Goal => Identify the lines holding "Великомученика" and copy them.

──────

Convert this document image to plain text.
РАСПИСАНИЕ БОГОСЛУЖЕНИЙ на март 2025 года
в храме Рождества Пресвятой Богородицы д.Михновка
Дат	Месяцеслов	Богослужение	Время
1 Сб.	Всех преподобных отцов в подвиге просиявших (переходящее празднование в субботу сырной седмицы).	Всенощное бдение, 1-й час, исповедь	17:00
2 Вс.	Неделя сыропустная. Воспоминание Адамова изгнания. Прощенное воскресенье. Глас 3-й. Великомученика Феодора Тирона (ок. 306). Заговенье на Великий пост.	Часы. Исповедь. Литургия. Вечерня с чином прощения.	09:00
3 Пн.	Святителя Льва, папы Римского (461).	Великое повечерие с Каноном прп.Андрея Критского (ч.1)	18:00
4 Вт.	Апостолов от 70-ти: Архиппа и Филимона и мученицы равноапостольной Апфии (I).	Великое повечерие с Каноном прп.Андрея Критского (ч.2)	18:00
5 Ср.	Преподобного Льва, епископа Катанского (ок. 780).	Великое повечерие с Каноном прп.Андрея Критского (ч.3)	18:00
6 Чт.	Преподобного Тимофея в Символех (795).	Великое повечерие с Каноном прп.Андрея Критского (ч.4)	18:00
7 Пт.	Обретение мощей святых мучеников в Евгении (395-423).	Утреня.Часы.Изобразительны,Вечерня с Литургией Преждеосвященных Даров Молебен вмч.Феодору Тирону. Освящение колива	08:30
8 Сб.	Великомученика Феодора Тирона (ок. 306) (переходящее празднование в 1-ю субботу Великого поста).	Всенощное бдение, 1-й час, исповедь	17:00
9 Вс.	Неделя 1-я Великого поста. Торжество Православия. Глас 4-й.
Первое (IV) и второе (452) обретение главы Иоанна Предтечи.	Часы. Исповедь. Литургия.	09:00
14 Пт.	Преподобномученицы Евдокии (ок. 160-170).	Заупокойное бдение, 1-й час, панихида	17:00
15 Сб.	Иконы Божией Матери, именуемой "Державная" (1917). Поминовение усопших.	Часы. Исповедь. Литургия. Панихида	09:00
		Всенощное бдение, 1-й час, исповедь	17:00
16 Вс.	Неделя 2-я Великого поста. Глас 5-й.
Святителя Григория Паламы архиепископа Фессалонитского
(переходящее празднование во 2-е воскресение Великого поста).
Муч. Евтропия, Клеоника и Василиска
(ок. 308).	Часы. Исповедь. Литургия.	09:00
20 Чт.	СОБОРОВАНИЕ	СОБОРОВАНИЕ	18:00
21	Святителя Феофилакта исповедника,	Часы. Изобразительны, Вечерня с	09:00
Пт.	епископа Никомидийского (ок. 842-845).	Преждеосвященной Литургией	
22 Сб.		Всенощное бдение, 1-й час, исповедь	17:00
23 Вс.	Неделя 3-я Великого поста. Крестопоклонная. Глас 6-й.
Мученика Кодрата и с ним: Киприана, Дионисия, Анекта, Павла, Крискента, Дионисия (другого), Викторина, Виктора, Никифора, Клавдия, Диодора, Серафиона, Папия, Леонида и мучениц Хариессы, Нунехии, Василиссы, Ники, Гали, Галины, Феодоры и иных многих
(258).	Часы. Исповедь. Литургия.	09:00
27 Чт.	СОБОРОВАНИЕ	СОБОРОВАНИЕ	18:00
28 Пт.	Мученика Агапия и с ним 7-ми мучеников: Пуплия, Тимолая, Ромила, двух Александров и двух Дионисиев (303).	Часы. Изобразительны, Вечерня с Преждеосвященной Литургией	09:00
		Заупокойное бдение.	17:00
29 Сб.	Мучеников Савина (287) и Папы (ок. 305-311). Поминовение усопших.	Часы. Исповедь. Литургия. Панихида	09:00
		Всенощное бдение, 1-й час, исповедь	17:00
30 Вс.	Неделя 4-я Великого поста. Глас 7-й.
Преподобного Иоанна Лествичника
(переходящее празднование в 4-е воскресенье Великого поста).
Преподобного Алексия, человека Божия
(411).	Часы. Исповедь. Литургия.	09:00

──────

Completed exercise =>
2 Вс.	Неделя сыропустная. Воспоминание Адамова изгнания. Прощенное воскресенье. Глас 3-й. Великомученика Феодора Тирона (ок. 306). Заговенье на Великий пост.	Часы. Исповедь. Литургия. Вечерня с чином прощения.	09:00
8 Сб.	Великомученика Феодора Тирона (ок. 306) (переходящее празднование в 1-ю субботу Великого поста).	Всенощное бдение, 1-й час, исповедь	17:00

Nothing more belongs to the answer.